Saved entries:
☆ ☆ ☆ ☆ ☆ ☆ ☆
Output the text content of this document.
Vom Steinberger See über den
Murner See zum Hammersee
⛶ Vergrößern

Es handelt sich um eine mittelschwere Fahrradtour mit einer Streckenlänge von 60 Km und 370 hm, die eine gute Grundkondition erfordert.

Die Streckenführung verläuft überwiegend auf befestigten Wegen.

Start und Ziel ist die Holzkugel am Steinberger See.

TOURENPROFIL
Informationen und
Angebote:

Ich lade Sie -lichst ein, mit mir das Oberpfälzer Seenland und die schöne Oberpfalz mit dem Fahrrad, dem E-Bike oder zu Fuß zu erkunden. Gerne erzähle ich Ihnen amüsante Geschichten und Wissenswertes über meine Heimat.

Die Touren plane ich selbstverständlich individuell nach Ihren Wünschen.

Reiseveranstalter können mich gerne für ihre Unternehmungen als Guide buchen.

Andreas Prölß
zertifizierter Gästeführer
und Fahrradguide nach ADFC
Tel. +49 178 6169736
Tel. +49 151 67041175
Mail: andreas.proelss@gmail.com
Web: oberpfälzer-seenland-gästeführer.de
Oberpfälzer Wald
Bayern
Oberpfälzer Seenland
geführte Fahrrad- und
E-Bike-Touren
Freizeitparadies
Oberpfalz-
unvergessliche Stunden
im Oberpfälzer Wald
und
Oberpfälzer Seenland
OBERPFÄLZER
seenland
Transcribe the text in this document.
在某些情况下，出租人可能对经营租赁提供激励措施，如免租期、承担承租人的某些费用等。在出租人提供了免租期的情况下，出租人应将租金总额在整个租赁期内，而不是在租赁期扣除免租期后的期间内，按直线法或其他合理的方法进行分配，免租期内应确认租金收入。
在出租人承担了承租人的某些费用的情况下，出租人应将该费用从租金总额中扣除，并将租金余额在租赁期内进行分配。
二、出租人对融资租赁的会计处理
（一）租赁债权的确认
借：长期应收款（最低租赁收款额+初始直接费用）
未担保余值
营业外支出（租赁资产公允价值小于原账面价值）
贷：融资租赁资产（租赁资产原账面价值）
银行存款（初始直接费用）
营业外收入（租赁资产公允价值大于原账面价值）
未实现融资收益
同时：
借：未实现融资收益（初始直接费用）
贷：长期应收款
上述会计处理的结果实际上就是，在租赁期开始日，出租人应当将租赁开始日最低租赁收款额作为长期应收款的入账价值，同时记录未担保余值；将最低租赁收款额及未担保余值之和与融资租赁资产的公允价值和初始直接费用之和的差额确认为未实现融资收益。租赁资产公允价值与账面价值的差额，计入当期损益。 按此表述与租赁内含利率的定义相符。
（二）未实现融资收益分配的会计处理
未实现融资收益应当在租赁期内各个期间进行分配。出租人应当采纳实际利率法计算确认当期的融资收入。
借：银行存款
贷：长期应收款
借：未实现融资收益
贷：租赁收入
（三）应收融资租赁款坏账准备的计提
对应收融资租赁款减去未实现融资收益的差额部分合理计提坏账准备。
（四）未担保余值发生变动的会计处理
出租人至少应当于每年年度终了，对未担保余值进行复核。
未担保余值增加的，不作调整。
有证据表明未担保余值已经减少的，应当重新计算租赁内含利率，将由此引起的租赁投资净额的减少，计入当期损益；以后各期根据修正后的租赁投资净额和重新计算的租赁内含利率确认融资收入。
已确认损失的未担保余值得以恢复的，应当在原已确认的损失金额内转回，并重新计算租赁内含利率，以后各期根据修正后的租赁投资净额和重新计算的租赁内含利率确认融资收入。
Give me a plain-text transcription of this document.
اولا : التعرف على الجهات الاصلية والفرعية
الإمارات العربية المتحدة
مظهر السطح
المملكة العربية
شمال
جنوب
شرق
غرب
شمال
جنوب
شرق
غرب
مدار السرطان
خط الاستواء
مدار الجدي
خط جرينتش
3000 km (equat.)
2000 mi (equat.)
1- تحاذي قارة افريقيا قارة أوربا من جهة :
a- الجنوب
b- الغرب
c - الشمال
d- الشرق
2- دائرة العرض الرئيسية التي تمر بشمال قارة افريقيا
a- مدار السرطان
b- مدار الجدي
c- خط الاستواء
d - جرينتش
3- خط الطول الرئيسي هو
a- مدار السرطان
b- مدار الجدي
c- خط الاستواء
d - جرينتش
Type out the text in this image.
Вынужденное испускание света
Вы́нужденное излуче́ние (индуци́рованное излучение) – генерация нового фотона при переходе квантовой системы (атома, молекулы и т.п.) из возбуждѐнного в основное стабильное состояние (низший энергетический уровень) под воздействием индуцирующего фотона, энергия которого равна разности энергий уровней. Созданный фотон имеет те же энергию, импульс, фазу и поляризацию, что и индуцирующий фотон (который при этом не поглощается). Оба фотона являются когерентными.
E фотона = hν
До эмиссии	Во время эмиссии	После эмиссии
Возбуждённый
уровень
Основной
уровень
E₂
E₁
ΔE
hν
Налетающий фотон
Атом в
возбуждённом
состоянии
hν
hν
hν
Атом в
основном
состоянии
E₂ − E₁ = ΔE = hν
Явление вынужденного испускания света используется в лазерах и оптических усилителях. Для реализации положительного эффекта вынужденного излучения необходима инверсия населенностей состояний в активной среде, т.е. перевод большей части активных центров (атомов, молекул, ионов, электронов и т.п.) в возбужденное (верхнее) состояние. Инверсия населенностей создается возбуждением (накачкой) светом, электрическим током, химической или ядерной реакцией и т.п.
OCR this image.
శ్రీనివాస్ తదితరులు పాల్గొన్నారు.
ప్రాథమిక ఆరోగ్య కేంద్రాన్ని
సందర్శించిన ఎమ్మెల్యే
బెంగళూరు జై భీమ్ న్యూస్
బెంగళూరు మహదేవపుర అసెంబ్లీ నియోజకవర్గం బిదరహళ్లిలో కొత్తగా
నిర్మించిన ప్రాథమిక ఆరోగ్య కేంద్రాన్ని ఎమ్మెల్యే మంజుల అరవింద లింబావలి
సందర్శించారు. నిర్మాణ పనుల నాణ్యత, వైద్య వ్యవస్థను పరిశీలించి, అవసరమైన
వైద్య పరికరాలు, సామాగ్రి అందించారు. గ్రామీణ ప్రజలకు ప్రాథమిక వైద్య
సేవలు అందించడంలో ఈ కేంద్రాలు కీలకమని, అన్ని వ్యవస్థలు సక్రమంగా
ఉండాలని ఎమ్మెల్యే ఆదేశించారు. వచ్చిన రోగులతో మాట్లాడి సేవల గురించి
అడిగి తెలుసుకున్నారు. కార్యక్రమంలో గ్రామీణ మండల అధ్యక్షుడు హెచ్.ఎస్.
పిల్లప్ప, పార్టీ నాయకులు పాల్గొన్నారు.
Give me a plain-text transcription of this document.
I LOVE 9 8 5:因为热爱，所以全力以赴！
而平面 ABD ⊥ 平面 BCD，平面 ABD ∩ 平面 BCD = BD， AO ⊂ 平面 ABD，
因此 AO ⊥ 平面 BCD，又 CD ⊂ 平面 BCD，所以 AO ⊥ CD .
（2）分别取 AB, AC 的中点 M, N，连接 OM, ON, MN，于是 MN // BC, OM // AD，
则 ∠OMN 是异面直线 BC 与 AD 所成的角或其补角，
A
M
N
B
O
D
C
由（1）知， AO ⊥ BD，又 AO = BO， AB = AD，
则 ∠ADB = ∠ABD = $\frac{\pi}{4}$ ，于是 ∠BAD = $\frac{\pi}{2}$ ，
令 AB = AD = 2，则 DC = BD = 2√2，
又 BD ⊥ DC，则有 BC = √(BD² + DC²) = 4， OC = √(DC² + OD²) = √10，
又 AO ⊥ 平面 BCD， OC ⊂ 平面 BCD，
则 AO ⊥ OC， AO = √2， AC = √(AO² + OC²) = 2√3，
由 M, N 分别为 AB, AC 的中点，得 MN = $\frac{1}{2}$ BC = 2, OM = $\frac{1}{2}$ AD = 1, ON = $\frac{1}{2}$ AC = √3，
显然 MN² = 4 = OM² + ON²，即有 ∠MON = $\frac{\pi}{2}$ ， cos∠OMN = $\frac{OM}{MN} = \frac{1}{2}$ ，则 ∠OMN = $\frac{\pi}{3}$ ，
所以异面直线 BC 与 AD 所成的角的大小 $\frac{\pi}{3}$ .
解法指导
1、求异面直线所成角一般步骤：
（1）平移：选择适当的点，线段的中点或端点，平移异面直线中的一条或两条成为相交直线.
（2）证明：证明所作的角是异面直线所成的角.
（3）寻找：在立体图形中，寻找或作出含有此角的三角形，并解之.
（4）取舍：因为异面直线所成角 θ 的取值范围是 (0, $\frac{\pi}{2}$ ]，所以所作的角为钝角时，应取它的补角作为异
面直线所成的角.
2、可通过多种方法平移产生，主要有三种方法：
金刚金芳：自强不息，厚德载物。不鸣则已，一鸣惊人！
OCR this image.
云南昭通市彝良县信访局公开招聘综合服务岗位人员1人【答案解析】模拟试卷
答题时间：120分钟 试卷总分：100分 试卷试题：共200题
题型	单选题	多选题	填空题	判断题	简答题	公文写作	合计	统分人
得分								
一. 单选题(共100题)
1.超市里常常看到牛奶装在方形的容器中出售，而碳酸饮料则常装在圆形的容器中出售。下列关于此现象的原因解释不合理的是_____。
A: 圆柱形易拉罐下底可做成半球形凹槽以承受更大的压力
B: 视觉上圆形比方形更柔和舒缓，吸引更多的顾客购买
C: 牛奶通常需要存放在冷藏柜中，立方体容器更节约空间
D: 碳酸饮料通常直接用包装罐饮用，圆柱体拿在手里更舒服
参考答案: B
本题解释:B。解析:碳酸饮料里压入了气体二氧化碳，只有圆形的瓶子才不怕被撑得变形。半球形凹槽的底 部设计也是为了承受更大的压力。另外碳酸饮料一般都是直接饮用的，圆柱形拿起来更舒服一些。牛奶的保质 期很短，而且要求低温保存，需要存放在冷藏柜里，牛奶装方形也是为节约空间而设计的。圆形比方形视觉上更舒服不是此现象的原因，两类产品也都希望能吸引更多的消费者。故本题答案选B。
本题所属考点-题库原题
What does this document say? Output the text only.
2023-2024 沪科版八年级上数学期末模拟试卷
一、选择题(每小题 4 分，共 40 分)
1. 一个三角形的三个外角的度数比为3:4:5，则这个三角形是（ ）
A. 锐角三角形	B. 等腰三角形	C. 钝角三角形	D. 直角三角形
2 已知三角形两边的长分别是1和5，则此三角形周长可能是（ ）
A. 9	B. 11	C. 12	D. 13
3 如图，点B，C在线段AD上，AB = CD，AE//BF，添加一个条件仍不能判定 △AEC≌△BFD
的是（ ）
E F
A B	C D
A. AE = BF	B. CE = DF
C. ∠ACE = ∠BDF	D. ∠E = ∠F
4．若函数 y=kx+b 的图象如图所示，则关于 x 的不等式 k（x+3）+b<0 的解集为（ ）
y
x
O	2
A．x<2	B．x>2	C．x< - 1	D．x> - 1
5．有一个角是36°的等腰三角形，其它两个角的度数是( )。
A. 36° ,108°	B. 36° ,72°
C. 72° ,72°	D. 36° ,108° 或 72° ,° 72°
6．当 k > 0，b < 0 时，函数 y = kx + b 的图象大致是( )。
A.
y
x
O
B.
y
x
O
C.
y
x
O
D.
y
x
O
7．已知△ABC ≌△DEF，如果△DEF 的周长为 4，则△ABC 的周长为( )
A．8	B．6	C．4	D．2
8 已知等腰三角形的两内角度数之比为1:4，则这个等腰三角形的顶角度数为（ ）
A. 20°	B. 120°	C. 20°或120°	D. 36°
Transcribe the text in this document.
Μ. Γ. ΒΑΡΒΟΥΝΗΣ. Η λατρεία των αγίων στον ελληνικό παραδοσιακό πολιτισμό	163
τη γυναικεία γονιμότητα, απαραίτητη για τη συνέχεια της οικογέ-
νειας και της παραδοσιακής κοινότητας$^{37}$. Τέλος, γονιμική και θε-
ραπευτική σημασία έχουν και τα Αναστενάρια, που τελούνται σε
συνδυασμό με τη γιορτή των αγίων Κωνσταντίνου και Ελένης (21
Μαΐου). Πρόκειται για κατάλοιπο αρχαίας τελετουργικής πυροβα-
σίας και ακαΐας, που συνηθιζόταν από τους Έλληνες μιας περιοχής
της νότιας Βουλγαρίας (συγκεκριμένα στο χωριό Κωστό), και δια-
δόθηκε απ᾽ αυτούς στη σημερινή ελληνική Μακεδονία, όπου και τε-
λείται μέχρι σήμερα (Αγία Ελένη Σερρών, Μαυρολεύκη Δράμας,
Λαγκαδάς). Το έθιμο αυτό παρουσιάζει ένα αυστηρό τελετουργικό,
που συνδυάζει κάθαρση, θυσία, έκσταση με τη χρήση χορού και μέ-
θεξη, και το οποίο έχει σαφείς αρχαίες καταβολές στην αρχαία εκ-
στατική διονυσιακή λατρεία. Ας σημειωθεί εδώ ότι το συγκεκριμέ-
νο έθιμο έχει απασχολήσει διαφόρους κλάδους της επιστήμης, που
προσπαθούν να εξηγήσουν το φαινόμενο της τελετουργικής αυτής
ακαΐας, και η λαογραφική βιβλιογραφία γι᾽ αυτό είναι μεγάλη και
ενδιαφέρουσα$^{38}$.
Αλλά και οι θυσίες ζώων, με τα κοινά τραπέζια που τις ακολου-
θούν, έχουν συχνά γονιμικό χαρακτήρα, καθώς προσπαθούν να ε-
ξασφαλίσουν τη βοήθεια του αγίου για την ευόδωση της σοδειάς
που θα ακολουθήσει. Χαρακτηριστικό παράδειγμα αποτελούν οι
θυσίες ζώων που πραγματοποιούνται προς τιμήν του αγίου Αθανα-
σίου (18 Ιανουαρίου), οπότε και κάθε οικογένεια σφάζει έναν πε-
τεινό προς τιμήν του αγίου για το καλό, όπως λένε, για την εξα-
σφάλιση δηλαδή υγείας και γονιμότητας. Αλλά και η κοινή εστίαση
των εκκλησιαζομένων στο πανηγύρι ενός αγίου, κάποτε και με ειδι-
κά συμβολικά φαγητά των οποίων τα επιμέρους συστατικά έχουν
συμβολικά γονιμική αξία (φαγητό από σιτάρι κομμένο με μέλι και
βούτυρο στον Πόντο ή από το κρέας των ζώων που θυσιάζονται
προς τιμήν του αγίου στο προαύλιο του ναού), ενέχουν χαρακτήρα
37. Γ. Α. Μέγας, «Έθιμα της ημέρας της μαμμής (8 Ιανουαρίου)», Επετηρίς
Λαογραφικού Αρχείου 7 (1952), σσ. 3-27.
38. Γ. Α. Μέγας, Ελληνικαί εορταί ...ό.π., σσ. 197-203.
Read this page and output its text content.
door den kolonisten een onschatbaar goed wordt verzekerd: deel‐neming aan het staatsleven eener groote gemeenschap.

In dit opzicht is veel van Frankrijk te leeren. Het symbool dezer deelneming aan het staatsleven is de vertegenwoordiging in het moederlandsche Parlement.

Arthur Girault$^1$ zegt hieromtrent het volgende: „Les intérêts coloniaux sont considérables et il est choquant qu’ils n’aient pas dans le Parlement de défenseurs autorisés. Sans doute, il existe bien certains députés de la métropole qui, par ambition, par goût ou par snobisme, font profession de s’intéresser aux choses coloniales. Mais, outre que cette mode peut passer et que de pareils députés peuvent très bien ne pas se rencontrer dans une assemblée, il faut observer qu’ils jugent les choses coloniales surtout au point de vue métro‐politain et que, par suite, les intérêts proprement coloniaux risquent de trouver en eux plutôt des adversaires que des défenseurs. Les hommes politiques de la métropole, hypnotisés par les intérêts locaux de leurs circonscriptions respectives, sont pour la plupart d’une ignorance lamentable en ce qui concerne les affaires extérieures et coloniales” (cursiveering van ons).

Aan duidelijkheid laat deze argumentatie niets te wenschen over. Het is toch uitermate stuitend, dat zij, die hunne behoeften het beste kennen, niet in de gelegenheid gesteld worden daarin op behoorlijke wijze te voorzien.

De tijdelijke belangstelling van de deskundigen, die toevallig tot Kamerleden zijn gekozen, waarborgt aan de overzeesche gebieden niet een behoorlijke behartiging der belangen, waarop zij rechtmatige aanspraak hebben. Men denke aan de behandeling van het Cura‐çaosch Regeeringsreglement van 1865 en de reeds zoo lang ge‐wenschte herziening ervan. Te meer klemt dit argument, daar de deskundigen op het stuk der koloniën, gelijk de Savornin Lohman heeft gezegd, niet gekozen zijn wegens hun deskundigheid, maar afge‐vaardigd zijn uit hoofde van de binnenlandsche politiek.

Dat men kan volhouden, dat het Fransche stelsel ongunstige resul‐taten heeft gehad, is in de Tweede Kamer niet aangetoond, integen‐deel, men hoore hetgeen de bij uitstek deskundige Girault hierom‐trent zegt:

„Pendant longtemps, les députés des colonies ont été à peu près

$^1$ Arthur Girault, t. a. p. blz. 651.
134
☆ ☆ ☆ ☆ ☆ ☆ ☆
Copy out each line in the listing that has the word "αγίων".

**Final answer**
Μ. Γ. ΒΑΡΒΟΥΝΗΣ. Η λατρεία των αγίων στον ελληνικό παραδοσιακό πολιτισμό	163
συνδυασμό με τη γιορτή των αγίων Κωνσταντίνου και Ελένης (21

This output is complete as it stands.